TASK TO CARRY OUT:
Write out each line in which the string "Gesundheit" is present.

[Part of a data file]
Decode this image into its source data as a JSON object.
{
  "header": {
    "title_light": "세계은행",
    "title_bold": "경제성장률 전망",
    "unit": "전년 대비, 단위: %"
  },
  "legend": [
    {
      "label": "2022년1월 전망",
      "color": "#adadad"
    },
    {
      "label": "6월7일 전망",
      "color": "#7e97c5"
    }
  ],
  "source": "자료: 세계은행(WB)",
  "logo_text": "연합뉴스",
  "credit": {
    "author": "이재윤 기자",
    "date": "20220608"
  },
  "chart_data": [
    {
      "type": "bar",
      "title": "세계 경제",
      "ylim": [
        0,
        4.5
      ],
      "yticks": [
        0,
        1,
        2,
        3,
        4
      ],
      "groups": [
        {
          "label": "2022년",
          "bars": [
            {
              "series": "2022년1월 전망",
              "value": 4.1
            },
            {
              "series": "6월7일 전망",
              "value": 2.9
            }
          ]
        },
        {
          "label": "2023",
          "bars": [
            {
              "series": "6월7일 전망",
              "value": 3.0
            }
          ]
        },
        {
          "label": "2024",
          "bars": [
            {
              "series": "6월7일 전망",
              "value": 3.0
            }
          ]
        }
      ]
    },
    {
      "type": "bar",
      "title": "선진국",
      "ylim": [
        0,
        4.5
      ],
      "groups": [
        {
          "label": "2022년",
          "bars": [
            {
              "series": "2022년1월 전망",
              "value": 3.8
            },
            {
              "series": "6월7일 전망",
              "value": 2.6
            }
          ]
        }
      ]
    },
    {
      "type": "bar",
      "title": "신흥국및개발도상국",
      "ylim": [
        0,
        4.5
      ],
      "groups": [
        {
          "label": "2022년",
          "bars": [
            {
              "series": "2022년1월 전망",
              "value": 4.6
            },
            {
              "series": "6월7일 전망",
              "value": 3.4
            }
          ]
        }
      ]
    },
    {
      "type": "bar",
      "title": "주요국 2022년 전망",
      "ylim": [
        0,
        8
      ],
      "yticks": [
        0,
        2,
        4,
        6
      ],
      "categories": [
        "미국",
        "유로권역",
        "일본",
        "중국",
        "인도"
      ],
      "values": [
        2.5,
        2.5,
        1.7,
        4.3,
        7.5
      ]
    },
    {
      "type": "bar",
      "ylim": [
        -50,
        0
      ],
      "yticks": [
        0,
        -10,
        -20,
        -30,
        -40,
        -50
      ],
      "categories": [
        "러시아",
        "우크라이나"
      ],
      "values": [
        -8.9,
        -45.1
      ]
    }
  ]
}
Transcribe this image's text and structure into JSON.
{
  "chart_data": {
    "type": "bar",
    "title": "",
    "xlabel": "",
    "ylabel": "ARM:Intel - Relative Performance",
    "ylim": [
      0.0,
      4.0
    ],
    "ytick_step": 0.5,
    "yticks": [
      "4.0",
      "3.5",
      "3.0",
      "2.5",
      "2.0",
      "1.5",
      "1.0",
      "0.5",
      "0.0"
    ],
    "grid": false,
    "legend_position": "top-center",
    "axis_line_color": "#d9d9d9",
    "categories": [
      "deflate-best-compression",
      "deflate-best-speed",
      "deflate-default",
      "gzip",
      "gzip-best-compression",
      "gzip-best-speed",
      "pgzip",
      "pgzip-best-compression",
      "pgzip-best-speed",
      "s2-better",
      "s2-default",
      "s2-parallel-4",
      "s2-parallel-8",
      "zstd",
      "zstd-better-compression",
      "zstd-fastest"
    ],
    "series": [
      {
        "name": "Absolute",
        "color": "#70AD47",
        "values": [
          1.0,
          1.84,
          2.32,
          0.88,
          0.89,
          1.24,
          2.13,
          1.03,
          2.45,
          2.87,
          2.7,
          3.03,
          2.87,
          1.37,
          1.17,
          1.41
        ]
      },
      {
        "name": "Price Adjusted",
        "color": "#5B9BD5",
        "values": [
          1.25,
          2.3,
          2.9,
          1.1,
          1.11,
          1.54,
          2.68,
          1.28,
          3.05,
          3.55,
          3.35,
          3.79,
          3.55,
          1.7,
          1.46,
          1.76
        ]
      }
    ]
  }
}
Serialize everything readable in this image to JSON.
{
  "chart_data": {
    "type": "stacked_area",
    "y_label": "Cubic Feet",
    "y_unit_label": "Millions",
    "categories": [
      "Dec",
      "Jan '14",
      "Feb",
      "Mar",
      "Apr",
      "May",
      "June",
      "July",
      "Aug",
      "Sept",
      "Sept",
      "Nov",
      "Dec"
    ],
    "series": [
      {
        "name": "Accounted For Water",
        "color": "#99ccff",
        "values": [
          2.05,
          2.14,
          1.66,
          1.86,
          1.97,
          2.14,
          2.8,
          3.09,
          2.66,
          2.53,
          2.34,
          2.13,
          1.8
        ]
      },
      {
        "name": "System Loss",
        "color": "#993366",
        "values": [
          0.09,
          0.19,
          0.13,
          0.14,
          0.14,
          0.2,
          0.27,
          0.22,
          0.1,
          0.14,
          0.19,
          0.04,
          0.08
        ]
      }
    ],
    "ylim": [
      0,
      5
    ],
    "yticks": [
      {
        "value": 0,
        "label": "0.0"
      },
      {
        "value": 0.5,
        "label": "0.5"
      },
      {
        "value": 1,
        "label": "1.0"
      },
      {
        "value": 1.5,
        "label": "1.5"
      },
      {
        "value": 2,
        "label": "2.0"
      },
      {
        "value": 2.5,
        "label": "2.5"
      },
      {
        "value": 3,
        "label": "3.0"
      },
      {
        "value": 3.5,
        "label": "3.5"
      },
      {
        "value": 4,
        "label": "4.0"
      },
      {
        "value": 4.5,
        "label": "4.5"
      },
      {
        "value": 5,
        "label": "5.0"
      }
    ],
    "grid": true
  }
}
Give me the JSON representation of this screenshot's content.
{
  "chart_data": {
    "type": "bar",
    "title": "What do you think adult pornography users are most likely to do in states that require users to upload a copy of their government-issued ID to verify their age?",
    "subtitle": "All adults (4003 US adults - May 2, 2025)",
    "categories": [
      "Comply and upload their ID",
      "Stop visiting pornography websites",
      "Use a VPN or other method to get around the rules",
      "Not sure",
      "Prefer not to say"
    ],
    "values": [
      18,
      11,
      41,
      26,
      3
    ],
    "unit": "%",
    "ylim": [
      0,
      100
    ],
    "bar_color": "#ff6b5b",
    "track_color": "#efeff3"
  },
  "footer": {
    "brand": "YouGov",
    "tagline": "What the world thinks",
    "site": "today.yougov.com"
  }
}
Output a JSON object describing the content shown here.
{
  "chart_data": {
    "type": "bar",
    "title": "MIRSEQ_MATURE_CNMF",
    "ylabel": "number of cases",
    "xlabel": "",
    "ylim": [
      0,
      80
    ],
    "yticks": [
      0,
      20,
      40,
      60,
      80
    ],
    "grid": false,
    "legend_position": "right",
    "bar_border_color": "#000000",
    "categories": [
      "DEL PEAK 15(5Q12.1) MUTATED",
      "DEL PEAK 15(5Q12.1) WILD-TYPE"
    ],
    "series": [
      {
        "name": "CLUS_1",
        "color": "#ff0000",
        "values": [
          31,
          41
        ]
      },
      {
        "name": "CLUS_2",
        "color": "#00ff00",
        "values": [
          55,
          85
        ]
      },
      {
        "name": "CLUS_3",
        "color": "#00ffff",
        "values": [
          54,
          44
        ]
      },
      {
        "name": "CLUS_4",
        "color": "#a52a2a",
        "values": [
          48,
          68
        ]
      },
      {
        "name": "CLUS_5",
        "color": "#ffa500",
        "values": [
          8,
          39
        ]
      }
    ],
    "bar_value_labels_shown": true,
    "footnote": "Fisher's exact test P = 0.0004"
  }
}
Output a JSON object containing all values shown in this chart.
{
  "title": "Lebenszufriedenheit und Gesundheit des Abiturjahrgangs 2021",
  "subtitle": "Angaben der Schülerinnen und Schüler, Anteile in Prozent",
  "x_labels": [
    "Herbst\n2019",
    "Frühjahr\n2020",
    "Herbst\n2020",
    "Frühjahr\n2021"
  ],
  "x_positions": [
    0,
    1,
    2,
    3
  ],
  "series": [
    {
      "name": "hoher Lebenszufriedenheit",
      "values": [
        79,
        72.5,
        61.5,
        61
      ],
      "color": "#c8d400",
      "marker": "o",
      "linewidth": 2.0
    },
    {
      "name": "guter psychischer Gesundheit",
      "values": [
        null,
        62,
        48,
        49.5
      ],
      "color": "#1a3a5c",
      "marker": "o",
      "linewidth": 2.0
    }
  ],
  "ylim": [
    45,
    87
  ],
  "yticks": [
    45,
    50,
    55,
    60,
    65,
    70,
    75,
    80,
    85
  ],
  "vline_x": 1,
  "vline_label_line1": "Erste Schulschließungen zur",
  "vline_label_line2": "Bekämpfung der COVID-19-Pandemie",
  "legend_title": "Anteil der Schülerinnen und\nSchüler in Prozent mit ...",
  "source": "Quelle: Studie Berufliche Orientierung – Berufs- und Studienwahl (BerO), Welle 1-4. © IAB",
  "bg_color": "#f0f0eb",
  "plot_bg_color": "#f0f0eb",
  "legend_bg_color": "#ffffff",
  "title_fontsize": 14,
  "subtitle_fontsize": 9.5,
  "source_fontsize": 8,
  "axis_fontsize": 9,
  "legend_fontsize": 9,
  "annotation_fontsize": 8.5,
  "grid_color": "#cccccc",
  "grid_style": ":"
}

OUTPUT FOR THIS TASK:
  "title": "Lebenszufriedenheit und Gesundheit des Abiturjahrgangs 2021",
      "name": "guter psychischer Gesundheit",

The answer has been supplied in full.